Records from a data collection
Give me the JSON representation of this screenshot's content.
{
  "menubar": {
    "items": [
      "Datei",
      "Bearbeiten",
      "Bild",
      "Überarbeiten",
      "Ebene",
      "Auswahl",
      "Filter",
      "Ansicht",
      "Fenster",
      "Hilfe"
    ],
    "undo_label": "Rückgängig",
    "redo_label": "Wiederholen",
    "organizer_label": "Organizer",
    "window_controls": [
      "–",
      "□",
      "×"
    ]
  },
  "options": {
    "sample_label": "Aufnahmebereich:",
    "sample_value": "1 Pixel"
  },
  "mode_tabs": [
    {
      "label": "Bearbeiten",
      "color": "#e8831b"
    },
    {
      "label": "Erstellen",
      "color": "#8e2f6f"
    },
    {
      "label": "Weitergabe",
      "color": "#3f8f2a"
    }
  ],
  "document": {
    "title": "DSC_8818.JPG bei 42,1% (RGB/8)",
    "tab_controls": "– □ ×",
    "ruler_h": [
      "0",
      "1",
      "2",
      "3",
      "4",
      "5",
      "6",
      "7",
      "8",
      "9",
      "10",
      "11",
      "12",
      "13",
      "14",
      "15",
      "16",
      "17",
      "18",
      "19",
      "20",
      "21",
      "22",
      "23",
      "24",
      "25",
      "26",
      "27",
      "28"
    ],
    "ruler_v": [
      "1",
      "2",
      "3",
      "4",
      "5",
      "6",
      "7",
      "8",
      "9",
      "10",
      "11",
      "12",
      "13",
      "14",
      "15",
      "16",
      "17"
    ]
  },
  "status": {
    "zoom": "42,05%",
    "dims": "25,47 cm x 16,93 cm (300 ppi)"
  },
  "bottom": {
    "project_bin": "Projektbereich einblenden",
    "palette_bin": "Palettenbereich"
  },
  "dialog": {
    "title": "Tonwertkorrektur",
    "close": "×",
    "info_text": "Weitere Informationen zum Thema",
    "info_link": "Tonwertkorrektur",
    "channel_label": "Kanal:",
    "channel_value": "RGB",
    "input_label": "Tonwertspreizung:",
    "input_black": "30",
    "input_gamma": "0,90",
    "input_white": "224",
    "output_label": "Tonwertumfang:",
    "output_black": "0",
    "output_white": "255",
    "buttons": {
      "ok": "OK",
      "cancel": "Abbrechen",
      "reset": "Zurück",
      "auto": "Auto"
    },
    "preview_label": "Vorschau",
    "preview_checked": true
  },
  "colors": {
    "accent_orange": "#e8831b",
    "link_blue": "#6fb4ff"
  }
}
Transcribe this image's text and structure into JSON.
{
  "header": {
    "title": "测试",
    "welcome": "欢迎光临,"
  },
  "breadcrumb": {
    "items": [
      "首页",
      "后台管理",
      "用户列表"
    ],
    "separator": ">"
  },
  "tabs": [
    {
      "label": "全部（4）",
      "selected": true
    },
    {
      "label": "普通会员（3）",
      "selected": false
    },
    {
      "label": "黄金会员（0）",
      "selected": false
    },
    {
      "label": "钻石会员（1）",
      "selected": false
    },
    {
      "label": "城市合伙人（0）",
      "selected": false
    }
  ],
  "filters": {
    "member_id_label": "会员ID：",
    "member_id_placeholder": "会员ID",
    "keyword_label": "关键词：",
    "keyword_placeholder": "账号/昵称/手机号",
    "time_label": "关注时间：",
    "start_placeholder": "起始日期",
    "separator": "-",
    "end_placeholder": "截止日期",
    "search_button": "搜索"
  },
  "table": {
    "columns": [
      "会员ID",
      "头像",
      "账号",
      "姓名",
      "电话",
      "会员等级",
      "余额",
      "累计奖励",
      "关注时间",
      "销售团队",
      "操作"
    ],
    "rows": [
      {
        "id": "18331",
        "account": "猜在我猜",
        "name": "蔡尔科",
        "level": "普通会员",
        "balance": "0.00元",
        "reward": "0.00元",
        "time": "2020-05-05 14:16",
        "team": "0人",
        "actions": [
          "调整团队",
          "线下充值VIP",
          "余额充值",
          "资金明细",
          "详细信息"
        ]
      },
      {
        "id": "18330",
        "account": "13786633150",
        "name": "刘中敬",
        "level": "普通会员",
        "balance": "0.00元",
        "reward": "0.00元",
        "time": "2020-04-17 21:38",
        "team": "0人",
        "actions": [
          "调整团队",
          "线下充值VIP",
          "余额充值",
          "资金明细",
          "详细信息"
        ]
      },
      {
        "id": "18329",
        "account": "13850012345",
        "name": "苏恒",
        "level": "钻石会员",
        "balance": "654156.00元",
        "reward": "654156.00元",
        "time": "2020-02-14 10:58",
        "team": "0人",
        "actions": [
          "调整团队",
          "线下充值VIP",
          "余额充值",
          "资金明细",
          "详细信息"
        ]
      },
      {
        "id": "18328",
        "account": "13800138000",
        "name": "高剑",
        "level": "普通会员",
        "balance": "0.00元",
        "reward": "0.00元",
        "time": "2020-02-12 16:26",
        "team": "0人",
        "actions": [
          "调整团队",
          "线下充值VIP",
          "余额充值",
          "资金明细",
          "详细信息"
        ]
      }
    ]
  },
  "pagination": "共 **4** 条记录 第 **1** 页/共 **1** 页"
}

▶ _TASK TO COMPLETE_:
Copy out every entry again, exactly as it was given.

▶ _SOLUTION TO THIS TASK_:
Give me the JSON representation of this screenshot's content.
{
  "menubar": {
    "items": [
      "Datei",
      "Bearbeiten",
      "Bild",
      "Überarbeiten",
      "Ebene",
      "Auswahl",
      "Filter",
      "Ansicht",
      "Fenster",
      "Hilfe"
    ],
    "undo_label": "Rückgängig",
    "redo_label": "Wiederholen",
    "organizer_label": "Organizer",
    "window_controls": [
      "–",
      "□",
      "×"
    ]
  },
  "options": {
    "sample_label": "Aufnahmebereich:",
    "sample_value": "1 Pixel"
  },
  "mode_tabs": [
    {
      "label": "Bearbeiten",
      "color": "#e8831b"
    },
    {
      "label": "Erstellen",
      "color": "#8e2f6f"
    },
    {
      "label": "Weitergabe",
      "color": "#3f8f2a"
    }
  ],
  "document": {
    "title": "DSC_8818.JPG bei 42,1% (RGB/8)",
    "tab_controls": "– □ ×",
    "ruler_h": [
      "0",
      "1",
      "2",
      "3",
      "4",
      "5",
      "6",
      "7",
      "8",
      "9",
      "10",
      "11",
      "12",
      "13",
      "14",
      "15",
      "16",
      "17",
      "18",
      "19",
      "20",
      "21",
      "22",
      "23",
      "24",
      "25",
      "26",
      "27",
      "28"
    ],
    "ruler_v": [
      "1",
      "2",
      "3",
      "4",
      "5",
      "6",
      "7",
      "8",
      "9",
      "10",
      "11",
      "12",
      "13",
      "14",
      "15",
      "16",
      "17"
    ]
  },
  "status": {
    "zoom": "42,05%",
    "dims": "25,47 cm x 16,93 cm (300 ppi)"
  },
  "bottom": {
    "project_bin": "Projektbereich einblenden",
    "palette_bin": "Palettenbereich"
  },
  "dialog": {
    "title": "Tonwertkorrektur",
    "close": "×",
    "info_text": "Weitere Informationen zum Thema",
    "info_link": "Tonwertkorrektur",
    "channel_label": "Kanal:",
    "channel_value": "RGB",
    "input_label": "Tonwertspreizung:",
    "input_black": "30",
    "input_gamma": "0,90",
    "input_white": "224",
    "output_label": "Tonwertumfang:",
    "output_black": "0",
    "output_white": "255",
    "buttons": {
      "ok": "OK",
      "cancel": "Abbrechen",
      "reset": "Zurück",
      "auto": "Auto"
    },
    "preview_label": "Vorschau",
    "preview_checked": true
  },
  "colors": {
    "accent_orange": "#e8831b",
    "link_blue": "#6fb4ff"
  }
}
Transcribe this image's text and structure into JSON.
{
  "header": {
    "title": "测试",
    "welcome": "欢迎光临,"
  },
  "breadcrumb": {
    "items": [
      "首页",
      "后台管理",
      "用户列表"
    ],
    "separator": ">"
  },
  "tabs": [
    {
      "label": "全部（4）",
      "selected": true
    },
    {
      "label": "普通会员（3）",
      "selected": false
    },
    {
      "label": "黄金会员（0）",
      "selected": false
    },
    {
      "label": "钻石会员（1）",
      "selected": false
    },
    {
      "label": "城市合伙人（0）",
      "selected": false
    }
  ],
  "filters": {
    "member_id_label": "会员ID：",
    "member_id_placeholder": "会员ID",
    "keyword_label": "关键词：",
    "keyword_placeholder": "账号/昵称/手机号",
    "time_label": "关注时间：",
    "start_placeholder": "起始日期",
    "separator": "-",
    "end_placeholder": "截止日期",
    "search_button": "搜索"
  },
  "table": {
    "columns": [
      "会员ID",
      "头像",
      "账号",
      "姓名",
      "电话",
      "会员等级",
      "余额",
      "累计奖励",
      "关注时间",
      "销售团队",
      "操作"
    ],
    "rows": [
      {
        "id": "18331",
        "account": "猜在我猜",
        "name": "蔡尔科",
        "level": "普通会员",
        "balance": "0.00元",
        "reward": "0.00元",
        "time": "2020-05-05 14:16",
        "team": "0人",
        "actions": [
          "调整团队",
          "线下充值VIP",
          "余额充值",
          "资金明细",
          "详细信息"
        ]
      },
      {
        "id": "18330",
        "account": "13786633150",
        "name": "刘中敬",
        "level": "普通会员",
        "balance": "0.00元",
        "reward": "0.00元",
        "time": "2020-04-17 21:38",
        "team": "0人",
        "actions": [
          "调整团队",
          "线下充值VIP",
          "余额充值",
          "资金明细",
          "详细信息"
        ]
      },
      {
        "id": "18329",
        "account": "13850012345",
        "name": "苏恒",
        "level": "钻石会员",
        "balance": "654156.00元",
        "reward": "654156.00元",
        "time": "2020-02-14 10:58",
        "team": "0人",
        "actions": [
          "调整团队",
          "线下充值VIP",
          "余额充值",
          "资金明细",
          "详细信息"
        ]
      },
      {
        "id": "18328",
        "account": "13800138000",
        "name": "高剑",
        "level": "普通会员",
        "balance": "0.00元",
        "reward": "0.00元",
        "time": "2020-02-12 16:26",
        "team": "0人",
        "actions": [
          "调整团队",
          "线下充值VIP",
          "余额充值",
          "资金明细",
          "详细信息"
        ]
      }
    ]
  },
  "pagination": "共 **4** 条记录 第 **1** 页/共 **1** 页"
}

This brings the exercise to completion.